--- BEGIN Entries provided ---
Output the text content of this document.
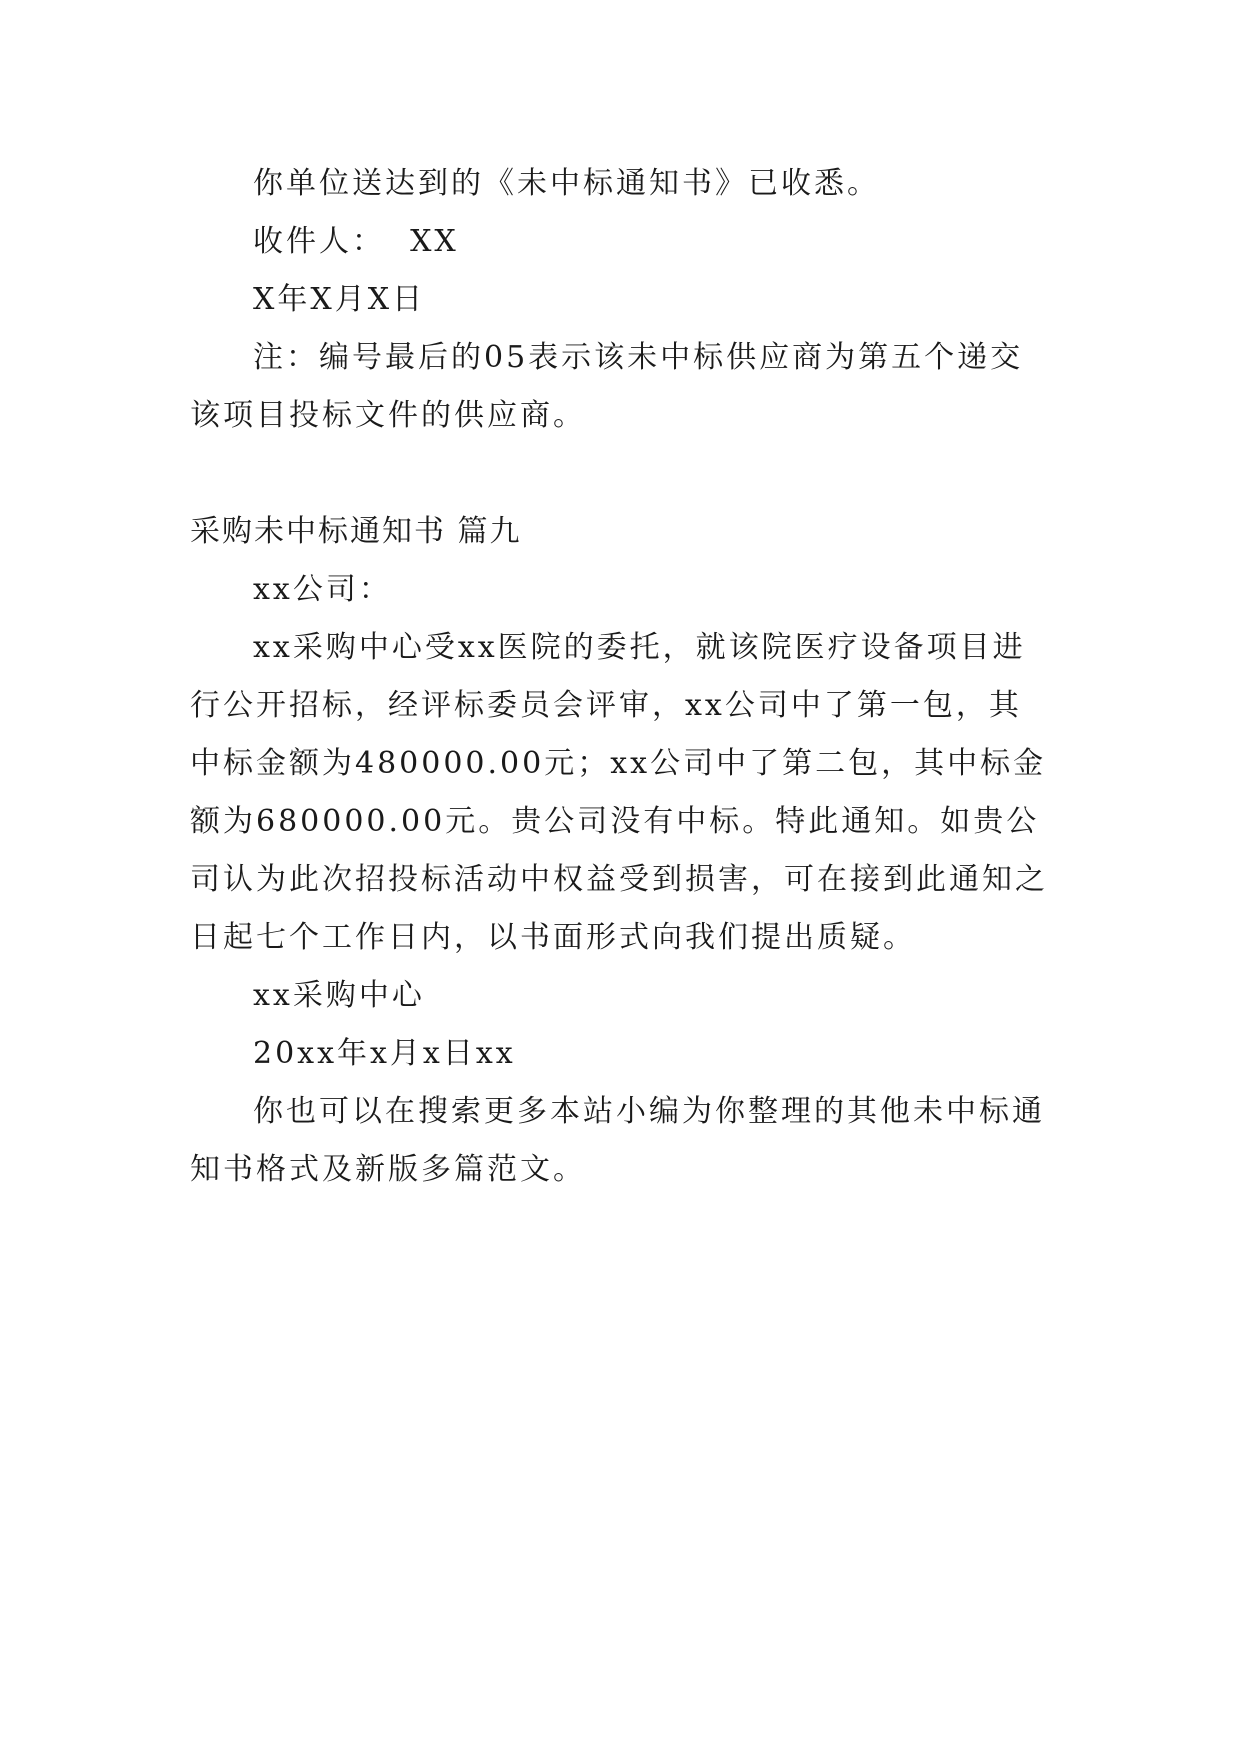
你单位送达到的《未中标通知书》已收悉。

收件人：  XX

X年X月X日

注：编号最后的05表示该未中标供应商为第五个递交该项目投标文件的供应商。

采购未中标通知书 篇九

xx公司：

xx采购中心受xx医院的委托，就该院医疗设备项目进行公开招标，经评标委员会评审，xx公司中了第一包，其中标金额为480000.00元；xx公司中了第二包，其中标金额为680000.00元。贵公司没有中标。特此通知。如贵公司认为此次招投标活动中权益受到损害，可在接到此通知之日起七个工作日内，以书面形式向我们提出质疑。

xx采购中心

20xx年x月x日xx

你也可以在搜索更多本站小编为你整理的其他未中标通知书格式及新版多篇范文。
--- END Entries provided ---
Task to complete » Reproduce every record above exactly, omitting the pictures.

The solution »
Output the text content of this document.
你单位送达到的《未中标通知书》已收悉。

收件人：  XX

X年X月X日

注：编号最后的05表示该未中标供应商为第五个递交该项目投标文件的供应商。

采购未中标通知书 篇九

xx公司：

xx采购中心受xx医院的委托，就该院医疗设备项目进行公开招标，经评标委员会评审，xx公司中了第一包，其中标金额为480000.00元；xx公司中了第二包，其中标金额为680000.00元。贵公司没有中标。特此通知。如贵公司认为此次招投标活动中权益受到损害，可在接到此通知之日起七个工作日内，以书面形式向我们提出质疑。

xx采购中心

20xx年x月x日xx

你也可以在搜索更多本站小编为你整理的其他未中标通知书格式及新版多篇范文。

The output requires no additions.